* [Problem] Can you print the data exactly and leave out each image?

* [Source data]
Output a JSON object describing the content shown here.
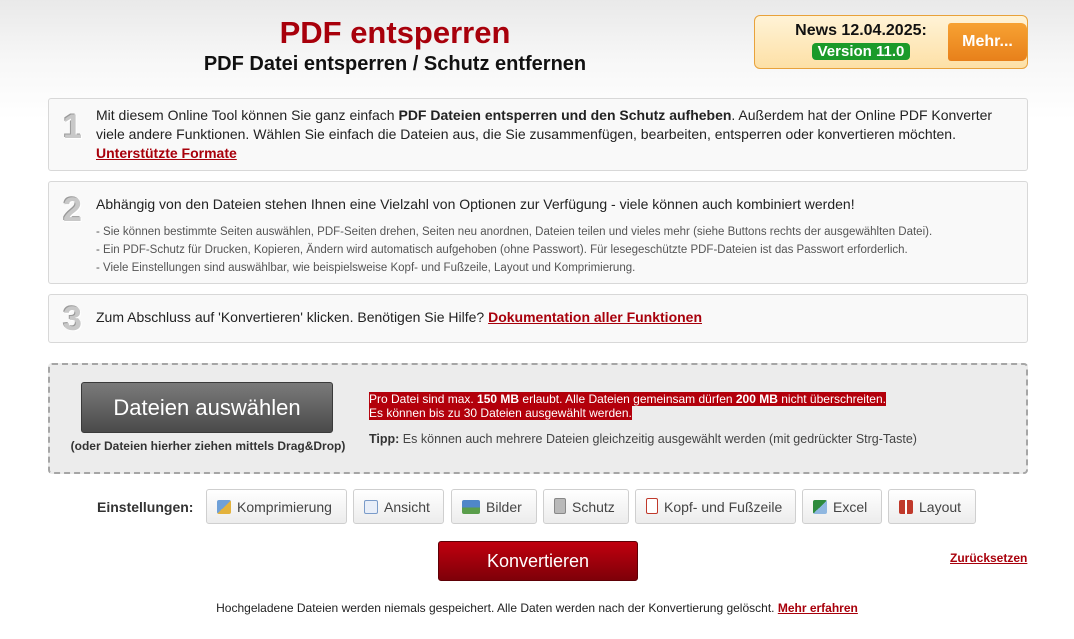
{
  "header": {
    "title": "PDF entsperren",
    "subtitle": "PDF Datei entsperren / Schutz entfernen"
  },
  "news": {
    "label": "News 12.04.2025:",
    "version": "Version 11.0",
    "more_label": "Mehr..."
  },
  "steps": [
    {
      "number": "1",
      "text_before": "Mit diesem Online Tool können Sie ganz einfach ",
      "text_bold": "PDF Dateien entsperren und den Schutz aufheben",
      "text_after": ". Außerdem hat der Online PDF Konverter viele andere Funktionen. Wählen Sie einfach die Dateien aus, die Sie zusammenfügen, bearbeiten, entsperren oder konvertieren möchten.",
      "link": "Unterstützte Formate"
    },
    {
      "number": "2",
      "text": "Abhängig von den Dateien stehen Ihnen eine Vielzahl von Optionen zur Verfügung - viele können auch kombiniert werden!",
      "bullets": [
        "- Sie können bestimmte Seiten auswählen, PDF-Seiten drehen, Seiten neu anordnen, Dateien teilen und vieles mehr (siehe Buttons rechts der ausgewählten Datei).",
        "- Ein PDF-Schutz für Drucken, Kopieren, Ändern wird automatisch aufgehoben (ohne Passwort). Für lesegeschützte PDF-Dateien ist das Passwort erforderlich.",
        "- Viele Einstellungen sind auswählbar, wie beispielsweise Kopf- und Fußzeile, Layout und Komprimierung."
      ]
    },
    {
      "number": "3",
      "text": "Zum Abschluss auf 'Konvertieren' klicken. Benötigen Sie Hilfe? ",
      "link": "Dokumentation aller Funktionen"
    }
  ],
  "upload": {
    "button_label": "Dateien auswählen",
    "drag_hint": "(oder Dateien hierher ziehen mittels Drag&Drop)",
    "limit_1a": "Pro Datei sind max. ",
    "limit_1b": "150 MB",
    "limit_1c": " erlaubt. Alle Dateien gemeinsam dürfen ",
    "limit_1d": "200 MB",
    "limit_1e": " nicht überschreiten.",
    "limit_2": "Es können bis zu 30 Dateien ausgewählt werden.",
    "tip_label": "Tipp:",
    "tip_text": " Es können auch mehrere Dateien gleichzeitig ausgewählt werden (mit gedrückter Strg-Taste)"
  },
  "settings": {
    "label": "Einstellungen:",
    "options": [
      {
        "label": "Komprimierung",
        "icon": "compress-icon"
      },
      {
        "label": "Ansicht",
        "icon": "view-icon"
      },
      {
        "label": "Bilder",
        "icon": "image-icon"
      },
      {
        "label": "Schutz",
        "icon": "lock-icon"
      },
      {
        "label": "Kopf- und Fußzeile",
        "icon": "header-footer-icon"
      },
      {
        "label": "Excel",
        "icon": "excel-icon"
      },
      {
        "label": "Layout",
        "icon": "layout-icon"
      }
    ]
  },
  "actions": {
    "convert_label": "Konvertieren",
    "reset_label": "Zurücksetzen"
  },
  "footer": {
    "text": "Hochgeladene Dateien werden niemals gespeichert. Alle Daten werden nach der Konvertierung gelöscht. ",
    "link": "Mehr erfahren"
  },
  "colors": {
    "brand_red": "#a8000b",
    "news_green": "#1b9a2a",
    "more_orange": "#f39223"
  }
}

* [Answer in full]
Output a JSON object describing the content shown here.
{
  "header": {
    "title": "PDF entsperren",
    "subtitle": "PDF Datei entsperren / Schutz entfernen"
  },
  "news": {
    "label": "News 12.04.2025:",
    "version": "Version 11.0",
    "more_label": "Mehr..."
  },
  "steps": [
    {
      "number": "1",
      "text_before": "Mit diesem Online Tool können Sie ganz einfach ",
      "text_bold": "PDF Dateien entsperren und den Schutz aufheben",
      "text_after": ". Außerdem hat der Online PDF Konverter viele andere Funktionen. Wählen Sie einfach die Dateien aus, die Sie zusammenfügen, bearbeiten, entsperren oder konvertieren möchten.",
      "link": "Unterstützte Formate"
    },
    {
      "number": "2",
      "text": "Abhängig von den Dateien stehen Ihnen eine Vielzahl von Optionen zur Verfügung - viele können auch kombiniert werden!",
      "bullets": [
        "- Sie können bestimmte Seiten auswählen, PDF-Seiten drehen, Seiten neu anordnen, Dateien teilen und vieles mehr (siehe Buttons rechts der ausgewählten Datei).",
        "- Ein PDF-Schutz für Drucken, Kopieren, Ändern wird automatisch aufgehoben (ohne Passwort). Für lesegeschützte PDF-Dateien ist das Passwort erforderlich.",
        "- Viele Einstellungen sind auswählbar, wie beispielsweise Kopf- und Fußzeile, Layout und Komprimierung."
      ]
    },
    {
      "number": "3",
      "text": "Zum Abschluss auf 'Konvertieren' klicken. Benötigen Sie Hilfe? ",
      "link": "Dokumentation aller Funktionen"
    }
  ],
  "upload": {
    "button_label": "Dateien auswählen",
    "drag_hint": "(oder Dateien hierher ziehen mittels Drag&Drop)",
    "limit_1a": "Pro Datei sind max. ",
    "limit_1b": "150 MB",
    "limit_1c": " erlaubt. Alle Dateien gemeinsam dürfen ",
    "limit_1d": "200 MB",
    "limit_1e": " nicht überschreiten.",
    "limit_2": "Es können bis zu 30 Dateien ausgewählt werden.",
    "tip_label": "Tipp:",
    "tip_text": " Es können auch mehrere Dateien gleichzeitig ausgewählt werden (mit gedrückter Strg-Taste)"
  },
  "settings": {
    "label": "Einstellungen:",
    "options": [
      {
        "label": "Komprimierung",
        "icon": "compress-icon"
      },
      {
        "label": "Ansicht",
        "icon": "view-icon"
      },
      {
        "label": "Bilder",
        "icon": "image-icon"
      },
      {
        "label": "Schutz",
        "icon": "lock-icon"
      },
      {
        "label": "Kopf- und Fußzeile",
        "icon": "header-footer-icon"
      },
      {
        "label": "Excel",
        "icon": "excel-icon"
      },
      {
        "label": "Layout",
        "icon": "layout-icon"
      }
    ]
  },
  "actions": {
    "convert_label": "Konvertieren",
    "reset_label": "Zurücksetzen"
  },
  "footer": {
    "text": "Hochgeladene Dateien werden niemals gespeichert. Alle Daten werden nach der Konvertierung gelöscht. ",
    "link": "Mehr erfahren"
  },
  "colors": {
    "brand_red": "#a8000b",
    "news_green": "#1b9a2a",
    "more_orange": "#f39223"
  }
}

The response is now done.